TASK REQUIREMENTS — List the lines of this listing that hold the word "JSON".

GIVEN INFORMATION —

###

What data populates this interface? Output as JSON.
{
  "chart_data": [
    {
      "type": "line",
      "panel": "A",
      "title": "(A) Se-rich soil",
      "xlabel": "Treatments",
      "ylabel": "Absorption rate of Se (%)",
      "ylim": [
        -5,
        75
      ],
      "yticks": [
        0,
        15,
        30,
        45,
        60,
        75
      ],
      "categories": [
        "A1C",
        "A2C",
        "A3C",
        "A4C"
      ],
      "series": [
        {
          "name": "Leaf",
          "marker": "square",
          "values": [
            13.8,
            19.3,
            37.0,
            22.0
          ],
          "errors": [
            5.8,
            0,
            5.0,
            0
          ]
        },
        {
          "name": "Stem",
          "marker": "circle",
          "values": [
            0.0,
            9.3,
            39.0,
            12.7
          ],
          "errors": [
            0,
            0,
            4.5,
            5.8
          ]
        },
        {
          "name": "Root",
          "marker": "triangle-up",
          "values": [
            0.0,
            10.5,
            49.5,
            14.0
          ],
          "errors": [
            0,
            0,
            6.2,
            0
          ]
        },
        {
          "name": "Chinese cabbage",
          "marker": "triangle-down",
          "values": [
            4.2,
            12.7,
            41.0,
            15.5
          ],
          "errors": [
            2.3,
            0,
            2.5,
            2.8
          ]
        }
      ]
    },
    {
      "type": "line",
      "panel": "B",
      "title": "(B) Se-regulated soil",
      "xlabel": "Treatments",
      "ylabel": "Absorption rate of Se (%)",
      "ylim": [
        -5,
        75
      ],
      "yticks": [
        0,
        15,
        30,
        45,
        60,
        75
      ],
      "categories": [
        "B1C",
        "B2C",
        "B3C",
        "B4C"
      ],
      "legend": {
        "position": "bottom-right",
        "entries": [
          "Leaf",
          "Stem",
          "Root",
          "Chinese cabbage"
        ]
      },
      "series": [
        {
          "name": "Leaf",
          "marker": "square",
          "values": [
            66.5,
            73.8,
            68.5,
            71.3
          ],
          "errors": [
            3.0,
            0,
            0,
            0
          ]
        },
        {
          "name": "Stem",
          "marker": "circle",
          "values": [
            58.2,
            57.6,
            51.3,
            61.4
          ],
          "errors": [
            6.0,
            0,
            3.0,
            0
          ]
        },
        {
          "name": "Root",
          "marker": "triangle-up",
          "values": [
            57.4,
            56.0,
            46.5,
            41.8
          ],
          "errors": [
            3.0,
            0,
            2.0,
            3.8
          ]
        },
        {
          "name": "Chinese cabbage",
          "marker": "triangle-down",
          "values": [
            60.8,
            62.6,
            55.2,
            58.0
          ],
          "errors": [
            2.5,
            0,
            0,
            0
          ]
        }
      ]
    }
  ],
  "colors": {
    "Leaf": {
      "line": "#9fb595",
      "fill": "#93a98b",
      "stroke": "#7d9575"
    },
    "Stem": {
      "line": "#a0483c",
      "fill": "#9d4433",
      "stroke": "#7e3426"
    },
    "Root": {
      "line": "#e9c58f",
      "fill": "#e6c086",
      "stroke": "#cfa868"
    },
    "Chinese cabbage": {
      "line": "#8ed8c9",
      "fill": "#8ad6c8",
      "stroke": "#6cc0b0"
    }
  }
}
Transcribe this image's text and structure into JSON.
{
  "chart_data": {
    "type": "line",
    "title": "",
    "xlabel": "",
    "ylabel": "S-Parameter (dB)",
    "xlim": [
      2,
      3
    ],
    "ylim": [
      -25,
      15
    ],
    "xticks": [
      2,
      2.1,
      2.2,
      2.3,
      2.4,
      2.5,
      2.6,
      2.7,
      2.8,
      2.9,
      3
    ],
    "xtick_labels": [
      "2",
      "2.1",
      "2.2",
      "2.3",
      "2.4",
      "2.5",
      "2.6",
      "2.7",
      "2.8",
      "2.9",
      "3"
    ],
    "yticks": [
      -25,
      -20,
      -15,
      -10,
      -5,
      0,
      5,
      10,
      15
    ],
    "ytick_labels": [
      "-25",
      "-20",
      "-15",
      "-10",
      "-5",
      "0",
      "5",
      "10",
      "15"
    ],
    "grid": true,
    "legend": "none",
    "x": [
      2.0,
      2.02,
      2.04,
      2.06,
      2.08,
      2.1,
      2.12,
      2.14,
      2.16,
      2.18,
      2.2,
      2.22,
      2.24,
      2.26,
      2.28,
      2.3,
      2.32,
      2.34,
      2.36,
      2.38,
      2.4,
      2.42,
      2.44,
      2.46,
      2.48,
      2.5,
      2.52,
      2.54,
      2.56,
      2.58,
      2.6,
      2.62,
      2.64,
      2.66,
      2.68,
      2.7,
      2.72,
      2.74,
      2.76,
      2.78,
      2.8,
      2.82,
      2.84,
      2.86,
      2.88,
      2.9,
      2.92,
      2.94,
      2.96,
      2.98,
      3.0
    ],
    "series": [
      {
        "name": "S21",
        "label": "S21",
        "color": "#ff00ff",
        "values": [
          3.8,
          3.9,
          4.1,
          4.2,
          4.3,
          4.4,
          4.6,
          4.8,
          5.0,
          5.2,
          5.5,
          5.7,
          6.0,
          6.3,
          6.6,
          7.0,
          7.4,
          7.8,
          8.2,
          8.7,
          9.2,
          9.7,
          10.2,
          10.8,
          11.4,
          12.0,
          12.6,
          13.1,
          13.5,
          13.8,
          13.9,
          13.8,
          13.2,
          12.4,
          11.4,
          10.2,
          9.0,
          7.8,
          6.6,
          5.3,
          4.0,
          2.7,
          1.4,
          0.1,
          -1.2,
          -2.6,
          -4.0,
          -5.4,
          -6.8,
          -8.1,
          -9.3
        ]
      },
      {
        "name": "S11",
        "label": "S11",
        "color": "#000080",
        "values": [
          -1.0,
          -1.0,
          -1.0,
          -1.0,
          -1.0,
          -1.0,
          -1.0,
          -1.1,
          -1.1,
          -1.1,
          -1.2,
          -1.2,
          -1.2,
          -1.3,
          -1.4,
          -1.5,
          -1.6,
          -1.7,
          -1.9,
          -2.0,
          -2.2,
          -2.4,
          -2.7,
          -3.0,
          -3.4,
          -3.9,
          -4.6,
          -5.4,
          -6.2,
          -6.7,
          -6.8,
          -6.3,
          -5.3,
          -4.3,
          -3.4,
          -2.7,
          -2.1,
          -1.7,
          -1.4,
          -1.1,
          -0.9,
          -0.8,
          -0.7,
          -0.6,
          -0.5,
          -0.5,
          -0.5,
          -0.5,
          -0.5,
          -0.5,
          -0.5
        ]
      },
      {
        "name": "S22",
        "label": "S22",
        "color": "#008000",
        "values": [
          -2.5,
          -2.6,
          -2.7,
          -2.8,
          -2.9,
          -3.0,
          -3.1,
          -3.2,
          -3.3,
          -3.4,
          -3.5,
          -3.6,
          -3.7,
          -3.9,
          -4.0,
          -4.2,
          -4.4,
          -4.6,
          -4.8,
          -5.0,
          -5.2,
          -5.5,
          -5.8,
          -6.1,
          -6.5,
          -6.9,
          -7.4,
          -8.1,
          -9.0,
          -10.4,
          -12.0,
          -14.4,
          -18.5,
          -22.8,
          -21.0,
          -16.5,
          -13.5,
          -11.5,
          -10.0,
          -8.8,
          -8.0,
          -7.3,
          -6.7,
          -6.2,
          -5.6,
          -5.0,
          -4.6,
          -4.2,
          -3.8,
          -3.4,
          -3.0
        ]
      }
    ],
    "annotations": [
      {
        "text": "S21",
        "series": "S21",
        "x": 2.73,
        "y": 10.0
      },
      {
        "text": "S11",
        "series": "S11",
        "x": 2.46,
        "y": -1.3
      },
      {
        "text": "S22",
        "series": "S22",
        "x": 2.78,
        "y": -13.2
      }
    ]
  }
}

###

ANSWER TO THIS TASK —
What data populates this interface? Output as JSON.
Transcribe this image's text and structure into JSON.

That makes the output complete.